| INSTRUCTIONS TO FOLLOW |
Copy out every line exactly as given.

| THE DATA |
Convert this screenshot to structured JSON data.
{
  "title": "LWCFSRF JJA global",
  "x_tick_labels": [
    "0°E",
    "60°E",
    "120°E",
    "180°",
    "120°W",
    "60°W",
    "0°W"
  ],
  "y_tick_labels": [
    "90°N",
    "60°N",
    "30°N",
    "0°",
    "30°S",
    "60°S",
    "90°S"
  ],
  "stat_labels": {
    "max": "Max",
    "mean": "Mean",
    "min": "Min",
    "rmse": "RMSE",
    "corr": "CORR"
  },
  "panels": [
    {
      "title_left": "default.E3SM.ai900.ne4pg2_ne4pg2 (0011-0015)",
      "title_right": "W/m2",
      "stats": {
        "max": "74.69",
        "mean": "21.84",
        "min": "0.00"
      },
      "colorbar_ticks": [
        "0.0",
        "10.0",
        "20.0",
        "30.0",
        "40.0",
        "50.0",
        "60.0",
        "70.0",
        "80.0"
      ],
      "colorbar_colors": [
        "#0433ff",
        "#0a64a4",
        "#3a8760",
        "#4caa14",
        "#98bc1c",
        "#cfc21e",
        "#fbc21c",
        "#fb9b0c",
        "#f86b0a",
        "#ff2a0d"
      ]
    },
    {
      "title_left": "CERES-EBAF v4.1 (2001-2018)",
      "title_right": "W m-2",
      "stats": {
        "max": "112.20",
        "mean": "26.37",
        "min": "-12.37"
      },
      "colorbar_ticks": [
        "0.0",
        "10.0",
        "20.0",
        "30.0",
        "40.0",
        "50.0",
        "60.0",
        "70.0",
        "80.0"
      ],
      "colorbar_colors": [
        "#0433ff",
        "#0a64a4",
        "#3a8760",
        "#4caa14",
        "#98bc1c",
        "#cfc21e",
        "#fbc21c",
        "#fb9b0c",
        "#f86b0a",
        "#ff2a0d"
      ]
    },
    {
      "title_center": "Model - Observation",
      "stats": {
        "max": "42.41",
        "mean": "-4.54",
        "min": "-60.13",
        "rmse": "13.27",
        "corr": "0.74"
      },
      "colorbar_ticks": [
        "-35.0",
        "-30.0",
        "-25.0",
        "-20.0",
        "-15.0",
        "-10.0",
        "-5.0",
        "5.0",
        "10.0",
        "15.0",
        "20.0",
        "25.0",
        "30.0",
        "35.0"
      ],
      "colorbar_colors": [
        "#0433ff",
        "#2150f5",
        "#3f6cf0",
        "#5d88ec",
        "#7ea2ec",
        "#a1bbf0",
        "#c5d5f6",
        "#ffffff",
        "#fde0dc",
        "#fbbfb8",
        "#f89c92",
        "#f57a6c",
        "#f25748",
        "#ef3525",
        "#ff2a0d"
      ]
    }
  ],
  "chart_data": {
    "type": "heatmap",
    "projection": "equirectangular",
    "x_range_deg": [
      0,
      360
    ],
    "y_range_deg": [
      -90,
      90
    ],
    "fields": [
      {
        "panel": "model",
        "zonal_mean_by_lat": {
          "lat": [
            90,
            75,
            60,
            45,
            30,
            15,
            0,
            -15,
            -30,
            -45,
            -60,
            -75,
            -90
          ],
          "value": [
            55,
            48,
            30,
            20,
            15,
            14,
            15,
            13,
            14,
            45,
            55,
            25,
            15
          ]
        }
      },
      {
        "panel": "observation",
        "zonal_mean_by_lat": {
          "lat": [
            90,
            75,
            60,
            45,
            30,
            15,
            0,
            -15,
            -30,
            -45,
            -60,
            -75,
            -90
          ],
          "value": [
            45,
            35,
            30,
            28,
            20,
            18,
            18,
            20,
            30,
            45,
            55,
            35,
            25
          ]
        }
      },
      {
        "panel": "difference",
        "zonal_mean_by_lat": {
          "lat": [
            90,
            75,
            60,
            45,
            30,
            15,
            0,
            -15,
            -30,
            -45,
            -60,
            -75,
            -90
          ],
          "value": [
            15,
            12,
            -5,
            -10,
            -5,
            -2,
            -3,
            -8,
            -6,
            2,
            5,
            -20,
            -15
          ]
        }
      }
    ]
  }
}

| ANSWER TO THE EXERCISE |
Convert this screenshot to structured JSON data.
{
  "title": "LWCFSRF JJA global",
  "x_tick_labels": [
    "0°E",
    "60°E",
    "120°E",
    "180°",
    "120°W",
    "60°W",
    "0°W"
  ],
  "y_tick_labels": [
    "90°N",
    "60°N",
    "30°N",
    "0°",
    "30°S",
    "60°S",
    "90°S"
  ],
  "stat_labels": {
    "max": "Max",
    "mean": "Mean",
    "min": "Min",
    "rmse": "RMSE",
    "corr": "CORR"
  },
  "panels": [
    {
      "title_left": "default.E3SM.ai900.ne4pg2_ne4pg2 (0011-0015)",
      "title_right": "W/m2",
      "stats": {
        "max": "74.69",
        "mean": "21.84",
        "min": "0.00"
      },
      "colorbar_ticks": [
        "0.0",
        "10.0",
        "20.0",
        "30.0",
        "40.0",
        "50.0",
        "60.0",
        "70.0",
        "80.0"
      ],
      "colorbar_colors": [
        "#0433ff",
        "#0a64a4",
        "#3a8760",
        "#4caa14",
        "#98bc1c",
        "#cfc21e",
        "#fbc21c",
        "#fb9b0c",
        "#f86b0a",
        "#ff2a0d"
      ]
    },
    {
      "title_left": "CERES-EBAF v4.1 (2001-2018)",
      "title_right": "W m-2",
      "stats": {
        "max": "112.20",
        "mean": "26.37",
        "min": "-12.37"
      },
      "colorbar_ticks": [
        "0.0",
        "10.0",
        "20.0",
        "30.0",
        "40.0",
        "50.0",
        "60.0",
        "70.0",
        "80.0"
      ],
      "colorbar_colors": [
        "#0433ff",
        "#0a64a4",
        "#3a8760",
        "#4caa14",
        "#98bc1c",
        "#cfc21e",
        "#fbc21c",
        "#fb9b0c",
        "#f86b0a",
        "#ff2a0d"
      ]
    },
    {
      "title_center": "Model - Observation",
      "stats": {
        "max": "42.41",
        "mean": "-4.54",
        "min": "-60.13",
        "rmse": "13.27",
        "corr": "0.74"
      },
      "colorbar_ticks": [
        "-35.0",
        "-30.0",
        "-25.0",
        "-20.0",
        "-15.0",
        "-10.0",
        "-5.0",
        "5.0",
        "10.0",
        "15.0",
        "20.0",
        "25.0",
        "30.0",
        "35.0"
      ],
      "colorbar_colors": [
        "#0433ff",
        "#2150f5",
        "#3f6cf0",
        "#5d88ec",
        "#7ea2ec",
        "#a1bbf0",
        "#c5d5f6",
        "#ffffff",
        "#fde0dc",
        "#fbbfb8",
        "#f89c92",
        "#f57a6c",
        "#f25748",
        "#ef3525",
        "#ff2a0d"
      ]
    }
  ],
  "chart_data": {
    "type": "heatmap",
    "projection": "equirectangular",
    "x_range_deg": [
      0,
      360
    ],
    "y_range_deg": [
      -90,
      90
    ],
    "fields": [
      {
        "panel": "model",
        "zonal_mean_by_lat": {
          "lat": [
            90,
            75,
            60,
            45,
            30,
            15,
            0,
            -15,
            -30,
            -45,
            -60,
            -75,
            -90
          ],
          "value": [
            55,
            48,
            30,
            20,
            15,
            14,
            15,
            13,
            14,
            45,
            55,
            25,
            15
          ]
        }
      },
      {
        "panel": "observation",
        "zonal_mean_by_lat": {
          "lat": [
            90,
            75,
            60,
            45,
            30,
            15,
            0,
            -15,
            -30,
            -45,
            -60,
            -75,
            -90
          ],
          "value": [
            45,
            35,
            30,
            28,
            20,
            18,
            18,
            20,
            30,
            45,
            55,
            35,
            25
          ]
        }
      },
      {
        "panel": "difference",
        "zonal_mean_by_lat": {
          "lat": [
            90,
            75,
            60,
            45,
            30,
            15,
            0,
            -15,
            -30,
            -45,
            -60,
            -75,
            -90
          ],
          "value": [
            15,
            12,
            -5,
            -10,
            -5,
            -2,
            -3,
            -8,
            -6,
            2,
            5,
            -20,
            -15
          ]
        }
      }
    ]
  }
}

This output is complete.